▶ [Directions for this task]
Search the entries below. Return every line that has "subtitle" in it.
— BEGIN Provided information —
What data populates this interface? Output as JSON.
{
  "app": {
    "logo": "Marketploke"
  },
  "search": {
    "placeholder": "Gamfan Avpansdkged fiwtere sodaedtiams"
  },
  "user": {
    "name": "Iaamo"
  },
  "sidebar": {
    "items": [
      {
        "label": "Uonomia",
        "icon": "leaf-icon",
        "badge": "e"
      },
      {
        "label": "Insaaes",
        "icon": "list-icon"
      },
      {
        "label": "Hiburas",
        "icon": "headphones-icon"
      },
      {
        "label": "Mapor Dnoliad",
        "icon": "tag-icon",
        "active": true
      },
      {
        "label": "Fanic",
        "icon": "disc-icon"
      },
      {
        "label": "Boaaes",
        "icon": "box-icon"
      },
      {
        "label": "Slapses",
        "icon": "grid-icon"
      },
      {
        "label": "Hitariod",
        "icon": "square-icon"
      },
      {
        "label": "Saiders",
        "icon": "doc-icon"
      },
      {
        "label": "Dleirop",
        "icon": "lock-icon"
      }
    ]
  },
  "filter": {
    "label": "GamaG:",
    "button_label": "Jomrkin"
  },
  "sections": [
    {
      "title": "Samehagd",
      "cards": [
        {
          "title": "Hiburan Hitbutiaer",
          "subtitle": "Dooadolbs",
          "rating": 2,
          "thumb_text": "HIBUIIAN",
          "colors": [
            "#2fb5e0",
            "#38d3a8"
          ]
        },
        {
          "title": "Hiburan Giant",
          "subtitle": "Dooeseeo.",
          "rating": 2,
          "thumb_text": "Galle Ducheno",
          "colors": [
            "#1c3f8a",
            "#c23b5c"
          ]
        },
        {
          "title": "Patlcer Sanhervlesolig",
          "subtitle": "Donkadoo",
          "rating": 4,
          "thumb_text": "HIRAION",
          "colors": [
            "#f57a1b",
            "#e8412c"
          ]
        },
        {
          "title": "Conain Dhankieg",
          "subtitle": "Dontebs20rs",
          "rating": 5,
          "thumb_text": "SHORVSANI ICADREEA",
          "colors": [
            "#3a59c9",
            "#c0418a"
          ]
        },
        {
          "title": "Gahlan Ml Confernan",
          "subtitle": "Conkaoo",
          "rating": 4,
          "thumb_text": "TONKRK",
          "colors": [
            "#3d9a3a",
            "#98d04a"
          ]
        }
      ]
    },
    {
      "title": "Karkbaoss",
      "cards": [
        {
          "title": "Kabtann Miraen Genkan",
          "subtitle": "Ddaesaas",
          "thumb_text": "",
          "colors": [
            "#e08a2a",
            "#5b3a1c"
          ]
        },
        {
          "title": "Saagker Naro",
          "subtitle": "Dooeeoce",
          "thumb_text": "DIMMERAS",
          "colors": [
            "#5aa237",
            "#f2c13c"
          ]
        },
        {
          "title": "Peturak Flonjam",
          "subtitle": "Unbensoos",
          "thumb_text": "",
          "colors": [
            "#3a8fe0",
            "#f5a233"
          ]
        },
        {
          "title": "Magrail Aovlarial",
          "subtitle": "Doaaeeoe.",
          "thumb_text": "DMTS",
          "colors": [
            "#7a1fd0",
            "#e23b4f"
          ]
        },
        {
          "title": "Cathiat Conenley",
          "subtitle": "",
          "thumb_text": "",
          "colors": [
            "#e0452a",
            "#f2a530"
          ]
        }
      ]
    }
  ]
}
— END Provided information —
▶ [Result of this exercise]
          "subtitle": "Dooadolbs",
          "subtitle": "Dooeseeo.",
          "subtitle": "Donkadoo",
          "subtitle": "Dontebs20rs",
          "subtitle": "Conkaoo",
          "subtitle": "Ddaesaas",
          "subtitle": "Dooeeoce",
          "subtitle": "Unbensoos",
          "subtitle": "Doaaeeoe.",
          "subtitle": "",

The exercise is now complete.